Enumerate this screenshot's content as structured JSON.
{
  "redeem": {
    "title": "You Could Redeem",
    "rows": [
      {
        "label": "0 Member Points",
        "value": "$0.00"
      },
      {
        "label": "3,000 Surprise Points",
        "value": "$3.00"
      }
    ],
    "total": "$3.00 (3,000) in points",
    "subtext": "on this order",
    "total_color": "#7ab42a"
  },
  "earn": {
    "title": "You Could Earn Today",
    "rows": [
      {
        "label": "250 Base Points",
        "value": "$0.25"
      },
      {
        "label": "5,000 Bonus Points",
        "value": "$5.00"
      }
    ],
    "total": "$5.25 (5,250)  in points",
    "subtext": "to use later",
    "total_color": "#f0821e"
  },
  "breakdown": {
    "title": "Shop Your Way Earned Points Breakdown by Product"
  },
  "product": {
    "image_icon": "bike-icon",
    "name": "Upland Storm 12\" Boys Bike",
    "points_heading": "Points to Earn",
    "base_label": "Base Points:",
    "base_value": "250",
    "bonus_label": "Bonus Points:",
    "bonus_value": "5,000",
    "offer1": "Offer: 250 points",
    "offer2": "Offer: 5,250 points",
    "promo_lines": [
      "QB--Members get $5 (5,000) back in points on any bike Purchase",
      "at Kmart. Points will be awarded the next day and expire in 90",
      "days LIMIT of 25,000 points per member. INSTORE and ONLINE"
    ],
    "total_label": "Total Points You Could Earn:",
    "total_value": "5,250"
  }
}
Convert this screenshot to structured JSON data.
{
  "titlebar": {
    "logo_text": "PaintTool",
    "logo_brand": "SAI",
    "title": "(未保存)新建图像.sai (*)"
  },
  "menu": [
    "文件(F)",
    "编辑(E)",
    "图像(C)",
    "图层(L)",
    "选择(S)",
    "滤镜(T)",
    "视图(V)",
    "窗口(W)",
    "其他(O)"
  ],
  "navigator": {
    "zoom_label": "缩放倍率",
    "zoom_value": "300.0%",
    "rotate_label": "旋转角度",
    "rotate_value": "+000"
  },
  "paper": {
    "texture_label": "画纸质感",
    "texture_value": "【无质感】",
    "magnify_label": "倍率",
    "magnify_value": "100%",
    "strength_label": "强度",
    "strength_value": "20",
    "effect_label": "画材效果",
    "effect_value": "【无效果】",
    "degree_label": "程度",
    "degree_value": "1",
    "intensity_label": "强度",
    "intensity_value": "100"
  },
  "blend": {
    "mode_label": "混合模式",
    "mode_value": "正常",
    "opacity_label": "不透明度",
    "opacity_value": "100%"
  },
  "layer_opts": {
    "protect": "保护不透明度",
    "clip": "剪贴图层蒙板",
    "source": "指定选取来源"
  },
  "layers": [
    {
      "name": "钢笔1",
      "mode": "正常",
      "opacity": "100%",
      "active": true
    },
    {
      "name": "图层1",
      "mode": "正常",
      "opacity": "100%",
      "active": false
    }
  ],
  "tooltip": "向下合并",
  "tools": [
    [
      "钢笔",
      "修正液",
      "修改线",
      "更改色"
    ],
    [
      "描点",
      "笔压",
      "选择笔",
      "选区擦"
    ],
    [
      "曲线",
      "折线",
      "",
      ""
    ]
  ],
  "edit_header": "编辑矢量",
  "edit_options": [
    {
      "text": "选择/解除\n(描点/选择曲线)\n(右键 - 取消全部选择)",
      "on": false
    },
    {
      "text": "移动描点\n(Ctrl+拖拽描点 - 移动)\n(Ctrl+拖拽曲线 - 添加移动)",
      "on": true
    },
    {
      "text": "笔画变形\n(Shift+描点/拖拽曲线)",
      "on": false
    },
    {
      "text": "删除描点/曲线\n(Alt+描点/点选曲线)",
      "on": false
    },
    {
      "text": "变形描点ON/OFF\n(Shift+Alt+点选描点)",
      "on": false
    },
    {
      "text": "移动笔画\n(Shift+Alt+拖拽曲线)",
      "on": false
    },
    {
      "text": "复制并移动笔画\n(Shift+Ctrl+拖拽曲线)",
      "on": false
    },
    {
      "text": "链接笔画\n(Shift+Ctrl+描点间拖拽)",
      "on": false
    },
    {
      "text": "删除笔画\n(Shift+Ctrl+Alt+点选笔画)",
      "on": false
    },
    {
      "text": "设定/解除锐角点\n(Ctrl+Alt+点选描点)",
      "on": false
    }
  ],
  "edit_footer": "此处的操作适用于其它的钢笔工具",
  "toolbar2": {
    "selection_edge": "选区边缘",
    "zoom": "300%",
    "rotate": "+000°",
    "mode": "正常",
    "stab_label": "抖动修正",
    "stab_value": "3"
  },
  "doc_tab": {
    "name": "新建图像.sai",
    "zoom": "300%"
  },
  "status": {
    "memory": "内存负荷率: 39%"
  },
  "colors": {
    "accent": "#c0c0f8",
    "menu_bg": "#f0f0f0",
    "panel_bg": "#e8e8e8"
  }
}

════════════════

**Written request**
Extract the full listing and reproduce each line exactly.

**Worked solution**
Enumerate this screenshot's content as structured JSON.
{
  "redeem": {
    "title": "You Could Redeem",
    "rows": [
      {
        "label": "0 Member Points",
        "value": "$0.00"
      },
      {
        "label": "3,000 Surprise Points",
        "value": "$3.00"
      }
    ],
    "total": "$3.00 (3,000) in points",
    "subtext": "on this order",
    "total_color": "#7ab42a"
  },
  "earn": {
    "title": "You Could Earn Today",
    "rows": [
      {
        "label": "250 Base Points",
        "value": "$0.25"
      },
      {
        "label": "5,000 Bonus Points",
        "value": "$5.00"
      }
    ],
    "total": "$5.25 (5,250)  in points",
    "subtext": "to use later",
    "total_color": "#f0821e"
  },
  "breakdown": {
    "title": "Shop Your Way Earned Points Breakdown by Product"
  },
  "product": {
    "image_icon": "bike-icon",
    "name": "Upland Storm 12\" Boys Bike",
    "points_heading": "Points to Earn",
    "base_label": "Base Points:",
    "base_value": "250",
    "bonus_label": "Bonus Points:",
    "bonus_value": "5,000",
    "offer1": "Offer: 250 points",
    "offer2": "Offer: 5,250 points",
    "promo_lines": [
      "QB--Members get $5 (5,000) back in points on any bike Purchase",
      "at Kmart. Points will be awarded the next day and expire in 90",
      "days LIMIT of 25,000 points per member. INSTORE and ONLINE"
    ],
    "total_label": "Total Points You Could Earn:",
    "total_value": "5,250"
  }
}
Convert this screenshot to structured JSON data.
{
  "titlebar": {
    "logo_text": "PaintTool",
    "logo_brand": "SAI",
    "title": "(未保存)新建图像.sai (*)"
  },
  "menu": [
    "文件(F)",
    "编辑(E)",
    "图像(C)",
    "图层(L)",
    "选择(S)",
    "滤镜(T)",
    "视图(V)",
    "窗口(W)",
    "其他(O)"
  ],
  "navigator": {
    "zoom_label": "缩放倍率",
    "zoom_value": "300.0%",
    "rotate_label": "旋转角度",
    "rotate_value": "+000"
  },
  "paper": {
    "texture_label": "画纸质感",
    "texture_value": "【无质感】",
    "magnify_label": "倍率",
    "magnify_value": "100%",
    "strength_label": "强度",
    "strength_value": "20",
    "effect_label": "画材效果",
    "effect_value": "【无效果】",
    "degree_label": "程度",
    "degree_value": "1",
    "intensity_label": "强度",
    "intensity_value": "100"
  },
  "blend": {
    "mode_label": "混合模式",
    "mode_value": "正常",
    "opacity_label": "不透明度",
    "opacity_value": "100%"
  },
  "layer_opts": {
    "protect": "保护不透明度",
    "clip": "剪贴图层蒙板",
    "source": "指定选取来源"
  },
  "layers": [
    {
      "name": "钢笔1",
      "mode": "正常",
      "opacity": "100%",
      "active": true
    },
    {
      "name": "图层1",
      "mode": "正常",
      "opacity": "100%",
      "active": false
    }
  ],
  "tooltip": "向下合并",
  "tools": [
    [
      "钢笔",
      "修正液",
      "修改线",
      "更改色"
    ],
    [
      "描点",
      "笔压",
      "选择笔",
      "选区擦"
    ],
    [
      "曲线",
      "折线",
      "",
      ""
    ]
  ],
  "edit_header": "编辑矢量",
  "edit_options": [
    {
      "text": "选择/解除\n(描点/选择曲线)\n(右键 - 取消全部选择)",
      "on": false
    },
    {
      "text": "移动描点\n(Ctrl+拖拽描点 - 移动)\n(Ctrl+拖拽曲线 - 添加移动)",
      "on": true
    },
    {
      "text": "笔画变形\n(Shift+描点/拖拽曲线)",
      "on": false
    },
    {
      "text": "删除描点/曲线\n(Alt+描点/点选曲线)",
      "on": false
    },
    {
      "text": "变形描点ON/OFF\n(Shift+Alt+点选描点)",
      "on": false
    },
    {
      "text": "移动笔画\n(Shift+Alt+拖拽曲线)",
      "on": false
    },
    {
      "text": "复制并移动笔画\n(Shift+Ctrl+拖拽曲线)",
      "on": false
    },
    {
      "text": "链接笔画\n(Shift+Ctrl+描点间拖拽)",
      "on": false
    },
    {
      "text": "删除笔画\n(Shift+Ctrl+Alt+点选笔画)",
      "on": false
    },
    {
      "text": "设定/解除锐角点\n(Ctrl+Alt+点选描点)",
      "on": false
    }
  ],
  "edit_footer": "此处的操作适用于其它的钢笔工具",
  "toolbar2": {
    "selection_edge": "选区边缘",
    "zoom": "300%",
    "rotate": "+000°",
    "mode": "正常",
    "stab_label": "抖动修正",
    "stab_value": "3"
  },
  "doc_tab": {
    "name": "新建图像.sai",
    "zoom": "300%"
  },
  "status": {
    "memory": "内存负荷率: 39%"
  },
  "colors": {
    "accent": "#c0c0f8",
    "menu_bg": "#f0f0f0",
    "panel_bg": "#e8e8e8"
  }
}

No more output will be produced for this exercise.